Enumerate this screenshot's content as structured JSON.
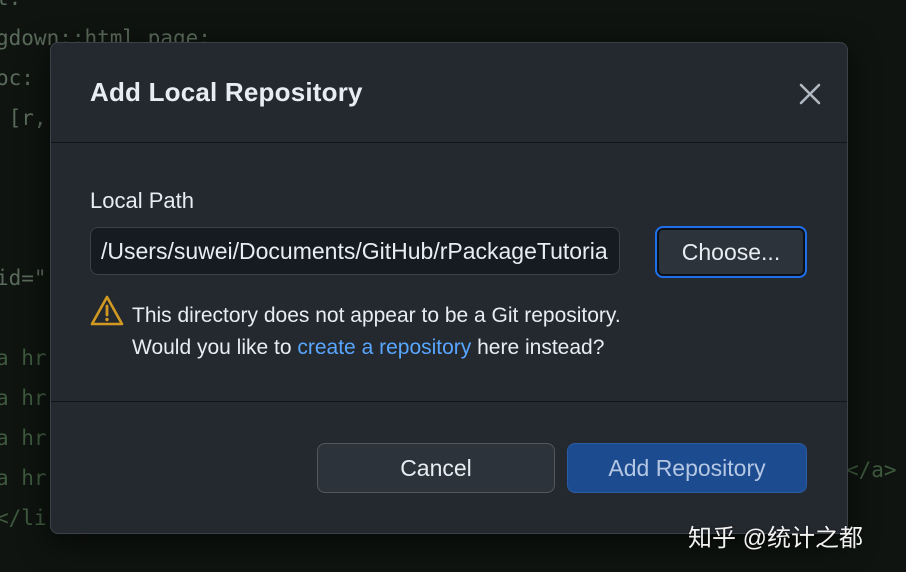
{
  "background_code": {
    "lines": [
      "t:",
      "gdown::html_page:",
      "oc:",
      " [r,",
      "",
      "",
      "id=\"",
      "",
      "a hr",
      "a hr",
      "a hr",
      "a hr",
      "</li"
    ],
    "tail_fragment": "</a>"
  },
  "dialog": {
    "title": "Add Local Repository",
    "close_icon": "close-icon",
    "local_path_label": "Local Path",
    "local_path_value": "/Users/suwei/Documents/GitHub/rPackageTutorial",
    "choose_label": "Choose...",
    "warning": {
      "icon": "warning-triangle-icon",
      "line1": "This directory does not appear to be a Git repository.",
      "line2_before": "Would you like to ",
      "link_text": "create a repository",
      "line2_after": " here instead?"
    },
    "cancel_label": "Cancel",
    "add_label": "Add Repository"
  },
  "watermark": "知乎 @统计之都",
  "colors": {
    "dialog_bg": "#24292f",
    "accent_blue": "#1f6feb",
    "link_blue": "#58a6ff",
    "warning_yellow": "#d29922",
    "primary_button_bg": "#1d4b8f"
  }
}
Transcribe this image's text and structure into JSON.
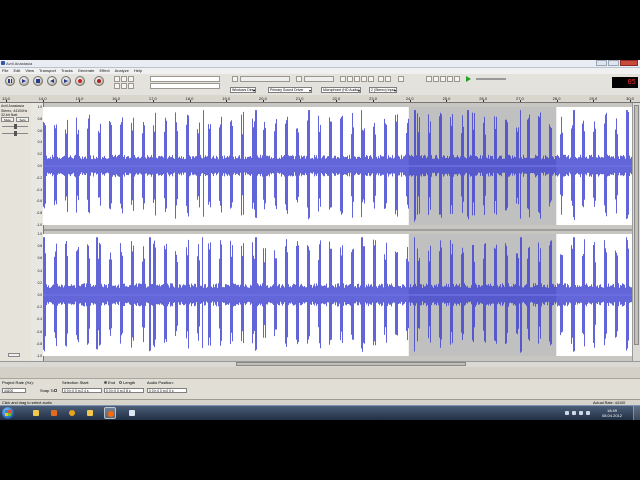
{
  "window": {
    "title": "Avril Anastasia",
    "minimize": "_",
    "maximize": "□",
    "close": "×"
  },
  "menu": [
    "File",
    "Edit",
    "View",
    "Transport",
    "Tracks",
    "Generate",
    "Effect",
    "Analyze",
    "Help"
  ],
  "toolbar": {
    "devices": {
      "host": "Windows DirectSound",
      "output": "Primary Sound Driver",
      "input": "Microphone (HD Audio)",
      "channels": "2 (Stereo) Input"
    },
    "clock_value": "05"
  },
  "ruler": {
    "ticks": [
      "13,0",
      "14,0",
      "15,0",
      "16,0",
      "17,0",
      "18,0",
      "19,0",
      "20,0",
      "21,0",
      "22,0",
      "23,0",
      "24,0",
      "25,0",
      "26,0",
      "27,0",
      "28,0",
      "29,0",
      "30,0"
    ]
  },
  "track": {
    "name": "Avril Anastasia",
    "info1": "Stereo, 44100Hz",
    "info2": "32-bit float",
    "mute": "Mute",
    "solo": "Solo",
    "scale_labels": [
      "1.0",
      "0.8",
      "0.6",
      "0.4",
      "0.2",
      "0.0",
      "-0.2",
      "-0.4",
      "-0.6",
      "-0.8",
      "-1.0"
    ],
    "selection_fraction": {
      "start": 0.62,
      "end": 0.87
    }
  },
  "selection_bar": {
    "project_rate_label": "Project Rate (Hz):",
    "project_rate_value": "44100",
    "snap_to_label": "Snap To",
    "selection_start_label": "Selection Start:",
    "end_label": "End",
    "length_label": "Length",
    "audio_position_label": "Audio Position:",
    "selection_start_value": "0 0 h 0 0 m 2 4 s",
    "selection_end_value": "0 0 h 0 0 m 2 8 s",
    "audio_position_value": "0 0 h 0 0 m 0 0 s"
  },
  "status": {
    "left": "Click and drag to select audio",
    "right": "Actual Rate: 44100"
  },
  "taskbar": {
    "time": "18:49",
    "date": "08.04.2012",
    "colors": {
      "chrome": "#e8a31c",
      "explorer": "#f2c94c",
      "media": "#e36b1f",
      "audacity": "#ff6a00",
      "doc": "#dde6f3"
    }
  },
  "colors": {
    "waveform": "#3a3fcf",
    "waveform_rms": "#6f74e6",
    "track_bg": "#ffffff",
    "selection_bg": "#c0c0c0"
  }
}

....................

→ **Your objective**
Copy each line of the records above that carries the word "Anastasia".

→ **Final result**
    "title": "Avril Anastasia",
    "name": "Avril Anastasia",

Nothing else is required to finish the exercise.